**WHAT TO DO**: Could you transcribe the material below exactly, without leaving out a single line?

**RECORDS**:
◇ ◇ ◇ ◇ ◇ ◇ ◇
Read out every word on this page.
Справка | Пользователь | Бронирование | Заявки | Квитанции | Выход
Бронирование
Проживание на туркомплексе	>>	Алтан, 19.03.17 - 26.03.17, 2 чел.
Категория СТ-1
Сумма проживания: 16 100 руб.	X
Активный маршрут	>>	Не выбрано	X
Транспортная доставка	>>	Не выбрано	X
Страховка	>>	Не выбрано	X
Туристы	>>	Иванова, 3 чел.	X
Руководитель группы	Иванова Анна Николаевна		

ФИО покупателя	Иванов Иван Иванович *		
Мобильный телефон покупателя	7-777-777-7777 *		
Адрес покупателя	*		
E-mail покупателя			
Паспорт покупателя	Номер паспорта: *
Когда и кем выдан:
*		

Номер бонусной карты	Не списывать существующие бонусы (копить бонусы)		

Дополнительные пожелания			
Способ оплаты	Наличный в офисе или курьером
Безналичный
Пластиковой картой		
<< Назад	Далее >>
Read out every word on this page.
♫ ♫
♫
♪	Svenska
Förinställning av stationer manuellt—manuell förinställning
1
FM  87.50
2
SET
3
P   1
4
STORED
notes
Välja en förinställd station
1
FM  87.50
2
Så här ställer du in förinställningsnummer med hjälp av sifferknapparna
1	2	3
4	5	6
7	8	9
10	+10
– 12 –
◇ ◇ ◇ ◇ ◇ ◇ ◇
**SOLUTION FOR THIS EXERCISE**:
Read out every word on this page.
Справка | Пользователь | Бронирование | Заявки | Квитанции | Выход
Бронирование
Проживание на туркомплексе	>>	Алтан, 19.03.17 - 26.03.17, 2 чел.
Категория СТ-1
Сумма проживания: 16 100 руб.	X
Активный маршрут	>>	Не выбрано	X
Транспортная доставка	>>	Не выбрано	X
Страховка	>>	Не выбрано	X
Туристы	>>	Иванова, 3 чел.	X
Руководитель группы	Иванова Анна Николаевна		

ФИО покупателя	Иванов Иван Иванович *		
Мобильный телефон покупателя	7-777-777-7777 *		
Адрес покупателя	*		
E-mail покупателя			
Паспорт покупателя	Номер паспорта: *
Когда и кем выдан:
*		

Номер бонусной карты	Не списывать существующие бонусы (копить бонусы)		

Дополнительные пожелания			
Способ оплаты	Наличный в офисе или курьером
Безналичный
Пластиковой картой		
<< Назад	Далее >>
Read out every word on this page.
♫ ♫
♫
♪	Svenska
Förinställning av stationer manuellt—manuell förinställning
1
FM  87.50
2
SET
3
P   1
4
STORED
notes
Välja en förinställd station
1
FM  87.50
2
Så här ställer du in förinställningsnummer med hjälp av sifferknapparna
1	2	3
4	5	6
7	8	9
10	+10
– 12 –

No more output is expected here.